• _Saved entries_
******

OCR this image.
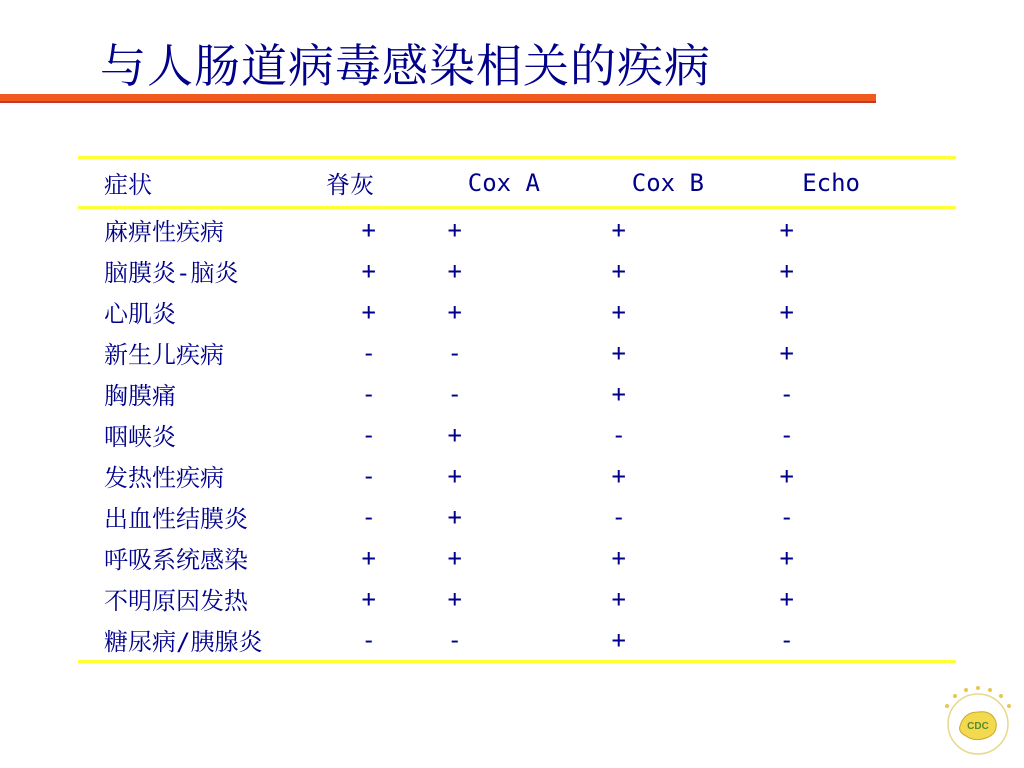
与人肠道病毒感染相关的疾病
症状	脊灰	Cox A	Cox B	Echo
麻痹性疾病	+	+	+	+
脑膜炎-脑炎	+	+	+	+
心肌炎	+	+	+	+
新生儿疾病	-	-	+	+
胸膜痛	-	-	+	-
咽峡炎	-	+	-	-
发热性疾病	-	+	+	+
出血性结膜炎	-	+	-	-
呼吸系统感染	+	+	+	+
不明原因发热	+	+	+	+
糖尿病/胰腺炎	-	-	+	-
CDC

******

• _Problem details_
Quote the material word for word, dropping any images it holds.

• _Response to the exercise_
OCR this image.
与人肠道病毒感染相关的疾病
症状	脊灰	Cox A	Cox B	Echo
麻痹性疾病	+	+	+	+
脑膜炎-脑炎	+	+	+	+
心肌炎	+	+	+	+
新生儿疾病	-	-	+	+
胸膜痛	-	-	+	-
咽峡炎	-	+	-	-
发热性疾病	-	+	+	+
出血性结膜炎	-	+	-	-
呼吸系统感染	+	+	+	+
不明原因发热	+	+	+	+
糖尿病/胰腺炎	-	-	+	-
CDC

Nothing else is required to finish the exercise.